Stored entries
****

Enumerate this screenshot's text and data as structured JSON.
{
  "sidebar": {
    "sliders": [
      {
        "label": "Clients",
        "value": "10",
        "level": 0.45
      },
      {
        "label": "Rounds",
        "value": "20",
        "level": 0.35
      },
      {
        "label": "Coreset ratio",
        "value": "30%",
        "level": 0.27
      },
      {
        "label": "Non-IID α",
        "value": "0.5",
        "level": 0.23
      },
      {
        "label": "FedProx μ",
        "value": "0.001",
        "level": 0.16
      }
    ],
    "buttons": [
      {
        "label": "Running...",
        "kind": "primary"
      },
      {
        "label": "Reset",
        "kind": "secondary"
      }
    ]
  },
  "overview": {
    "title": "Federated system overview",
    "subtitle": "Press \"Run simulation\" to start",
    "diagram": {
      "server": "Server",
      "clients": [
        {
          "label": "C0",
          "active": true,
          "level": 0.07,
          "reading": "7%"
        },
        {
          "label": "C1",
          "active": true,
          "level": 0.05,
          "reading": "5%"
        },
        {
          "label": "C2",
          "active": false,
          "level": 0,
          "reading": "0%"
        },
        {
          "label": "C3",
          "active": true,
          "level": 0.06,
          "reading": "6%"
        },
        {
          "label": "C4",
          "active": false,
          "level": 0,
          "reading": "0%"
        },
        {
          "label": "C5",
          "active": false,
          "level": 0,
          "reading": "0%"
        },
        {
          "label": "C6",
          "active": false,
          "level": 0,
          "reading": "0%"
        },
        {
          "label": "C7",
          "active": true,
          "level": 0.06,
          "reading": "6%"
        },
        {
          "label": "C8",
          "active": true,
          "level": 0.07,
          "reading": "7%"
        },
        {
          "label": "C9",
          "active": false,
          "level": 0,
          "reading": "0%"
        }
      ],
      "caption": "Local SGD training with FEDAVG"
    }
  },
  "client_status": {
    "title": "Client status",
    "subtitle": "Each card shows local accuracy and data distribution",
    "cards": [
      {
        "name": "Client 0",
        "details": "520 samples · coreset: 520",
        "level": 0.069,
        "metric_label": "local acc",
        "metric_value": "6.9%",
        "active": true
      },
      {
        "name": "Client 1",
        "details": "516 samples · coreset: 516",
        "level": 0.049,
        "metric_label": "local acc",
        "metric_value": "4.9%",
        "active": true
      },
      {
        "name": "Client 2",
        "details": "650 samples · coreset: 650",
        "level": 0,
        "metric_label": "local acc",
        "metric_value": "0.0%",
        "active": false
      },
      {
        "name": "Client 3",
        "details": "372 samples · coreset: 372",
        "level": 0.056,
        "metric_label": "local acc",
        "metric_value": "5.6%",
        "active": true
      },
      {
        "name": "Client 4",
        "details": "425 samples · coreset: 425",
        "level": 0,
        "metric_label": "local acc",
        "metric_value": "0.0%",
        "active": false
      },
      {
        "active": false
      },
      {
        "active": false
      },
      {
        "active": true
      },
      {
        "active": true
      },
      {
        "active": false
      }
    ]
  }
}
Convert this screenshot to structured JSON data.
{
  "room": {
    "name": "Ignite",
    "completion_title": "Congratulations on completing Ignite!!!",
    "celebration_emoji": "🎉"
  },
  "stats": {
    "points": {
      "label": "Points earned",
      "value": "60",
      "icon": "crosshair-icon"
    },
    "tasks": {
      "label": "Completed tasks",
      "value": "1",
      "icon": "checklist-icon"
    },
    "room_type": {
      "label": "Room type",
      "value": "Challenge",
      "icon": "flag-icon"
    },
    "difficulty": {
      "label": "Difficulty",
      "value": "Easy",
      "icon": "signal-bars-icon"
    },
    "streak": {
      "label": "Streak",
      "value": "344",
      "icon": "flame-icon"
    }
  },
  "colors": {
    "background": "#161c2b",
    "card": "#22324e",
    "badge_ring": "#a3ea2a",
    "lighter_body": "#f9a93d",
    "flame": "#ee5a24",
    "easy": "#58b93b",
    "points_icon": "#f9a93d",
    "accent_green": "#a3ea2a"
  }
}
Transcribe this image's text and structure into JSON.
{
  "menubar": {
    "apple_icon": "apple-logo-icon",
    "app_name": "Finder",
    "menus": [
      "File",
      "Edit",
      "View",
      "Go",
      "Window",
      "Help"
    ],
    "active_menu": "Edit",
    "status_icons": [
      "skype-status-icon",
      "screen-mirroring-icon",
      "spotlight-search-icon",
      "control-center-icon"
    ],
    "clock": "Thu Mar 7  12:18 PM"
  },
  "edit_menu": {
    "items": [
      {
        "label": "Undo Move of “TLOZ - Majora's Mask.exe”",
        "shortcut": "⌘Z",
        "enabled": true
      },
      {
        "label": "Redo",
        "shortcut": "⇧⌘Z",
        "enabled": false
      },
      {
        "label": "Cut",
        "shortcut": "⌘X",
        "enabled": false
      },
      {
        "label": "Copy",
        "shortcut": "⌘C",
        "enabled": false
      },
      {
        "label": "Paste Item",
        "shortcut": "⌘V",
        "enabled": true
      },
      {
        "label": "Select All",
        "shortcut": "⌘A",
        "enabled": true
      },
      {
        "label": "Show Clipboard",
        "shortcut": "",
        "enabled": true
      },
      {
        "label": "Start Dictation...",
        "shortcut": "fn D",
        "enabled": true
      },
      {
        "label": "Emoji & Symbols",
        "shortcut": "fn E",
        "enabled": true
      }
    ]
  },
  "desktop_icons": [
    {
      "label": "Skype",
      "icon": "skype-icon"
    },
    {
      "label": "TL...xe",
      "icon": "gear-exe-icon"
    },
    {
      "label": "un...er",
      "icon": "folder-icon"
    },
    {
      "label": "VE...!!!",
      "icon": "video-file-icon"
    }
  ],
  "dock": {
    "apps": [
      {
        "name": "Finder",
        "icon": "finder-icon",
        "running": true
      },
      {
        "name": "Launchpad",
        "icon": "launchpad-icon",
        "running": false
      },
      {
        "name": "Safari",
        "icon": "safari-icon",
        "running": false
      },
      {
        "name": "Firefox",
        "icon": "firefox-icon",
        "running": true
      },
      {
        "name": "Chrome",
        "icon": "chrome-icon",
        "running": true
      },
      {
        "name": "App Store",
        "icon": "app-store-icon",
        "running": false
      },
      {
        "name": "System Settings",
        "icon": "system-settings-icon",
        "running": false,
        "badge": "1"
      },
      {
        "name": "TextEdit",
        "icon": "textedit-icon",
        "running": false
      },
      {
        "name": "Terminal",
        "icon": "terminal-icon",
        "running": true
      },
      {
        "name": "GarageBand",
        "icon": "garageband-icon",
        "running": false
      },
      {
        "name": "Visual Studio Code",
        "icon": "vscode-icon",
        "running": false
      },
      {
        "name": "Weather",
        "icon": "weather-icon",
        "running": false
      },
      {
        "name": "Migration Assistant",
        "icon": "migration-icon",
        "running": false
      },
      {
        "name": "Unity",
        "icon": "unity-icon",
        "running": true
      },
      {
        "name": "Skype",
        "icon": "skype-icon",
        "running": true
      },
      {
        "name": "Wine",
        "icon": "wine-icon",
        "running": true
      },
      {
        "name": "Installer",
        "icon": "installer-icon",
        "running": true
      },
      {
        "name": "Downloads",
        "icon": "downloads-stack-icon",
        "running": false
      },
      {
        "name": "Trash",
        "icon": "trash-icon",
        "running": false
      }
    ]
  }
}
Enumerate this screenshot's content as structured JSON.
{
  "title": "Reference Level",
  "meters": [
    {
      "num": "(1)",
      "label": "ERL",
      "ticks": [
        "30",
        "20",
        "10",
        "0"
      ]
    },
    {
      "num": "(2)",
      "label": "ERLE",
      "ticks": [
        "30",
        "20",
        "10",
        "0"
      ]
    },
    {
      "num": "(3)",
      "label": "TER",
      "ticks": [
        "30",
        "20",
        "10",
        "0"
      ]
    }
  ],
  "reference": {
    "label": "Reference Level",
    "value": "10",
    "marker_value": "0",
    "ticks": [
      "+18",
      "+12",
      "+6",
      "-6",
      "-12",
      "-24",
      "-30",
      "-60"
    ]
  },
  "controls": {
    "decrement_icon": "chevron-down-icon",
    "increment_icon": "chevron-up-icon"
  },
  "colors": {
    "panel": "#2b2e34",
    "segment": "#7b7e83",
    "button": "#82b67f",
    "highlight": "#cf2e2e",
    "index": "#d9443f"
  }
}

****

◆ What you should do
From the listing above, copy every line that includes the word "this".

◆ Output
Enumerate this screenshot's text and data as structured JSON.
Convert this screenshot to structured JSON data.
Transcribe this image's text and structure into JSON.
Enumerate this screenshot's content as structured JSON.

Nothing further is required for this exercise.